(Entries from a dataset)
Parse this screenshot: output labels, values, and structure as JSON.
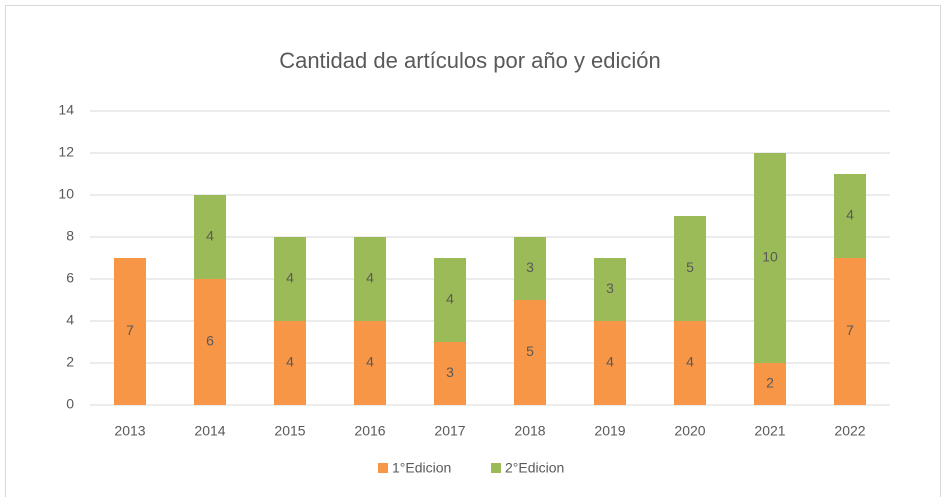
{
  "chart_data": {
    "type": "stacked_bar",
    "title": "Cantidad de artículos por año y edición",
    "categories": [
      "2013",
      "2014",
      "2015",
      "2016",
      "2017",
      "2018",
      "2019",
      "2020",
      "2021",
      "2022"
    ],
    "series": [
      {
        "name": "1°Edicion",
        "color": "#f79646",
        "values": [
          7,
          6,
          4,
          4,
          3,
          5,
          4,
          4,
          2,
          7
        ]
      },
      {
        "name": "2°Edicion",
        "color": "#9bbb59",
        "values": [
          null,
          4,
          4,
          4,
          4,
          3,
          3,
          5,
          10,
          4
        ]
      }
    ],
    "ylim": [
      0,
      14
    ],
    "yticks": [
      0,
      2,
      4,
      6,
      8,
      10,
      12,
      14
    ],
    "grid": true,
    "legend": "bottom"
  }
}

== Work instructions ==
Omit every picture, then reproduce the rest of the listing exactly.

== Result ==
Parse this screenshot: output labels, values, and structure as JSON.
{
  "chart_data": {
    "type": "stacked_bar",
    "title": "Cantidad de artículos por año y edición",
    "categories": [
      "2013",
      "2014",
      "2015",
      "2016",
      "2017",
      "2018",
      "2019",
      "2020",
      "2021",
      "2022"
    ],
    "series": [
      {
        "name": "1°Edicion",
        "color": "#f79646",
        "values": [
          7,
          6,
          4,
          4,
          3,
          5,
          4,
          4,
          2,
          7
        ]
      },
      {
        "name": "2°Edicion",
        "color": "#9bbb59",
        "values": [
          null,
          4,
          4,
          4,
          4,
          3,
          3,
          5,
          10,
          4
        ]
      }
    ],
    "ylim": [
      0,
      14
    ],
    "yticks": [
      0,
      2,
      4,
      6,
      8,
      10,
      12,
      14
    ],
    "grid": true,
    "legend": "bottom"
  }
}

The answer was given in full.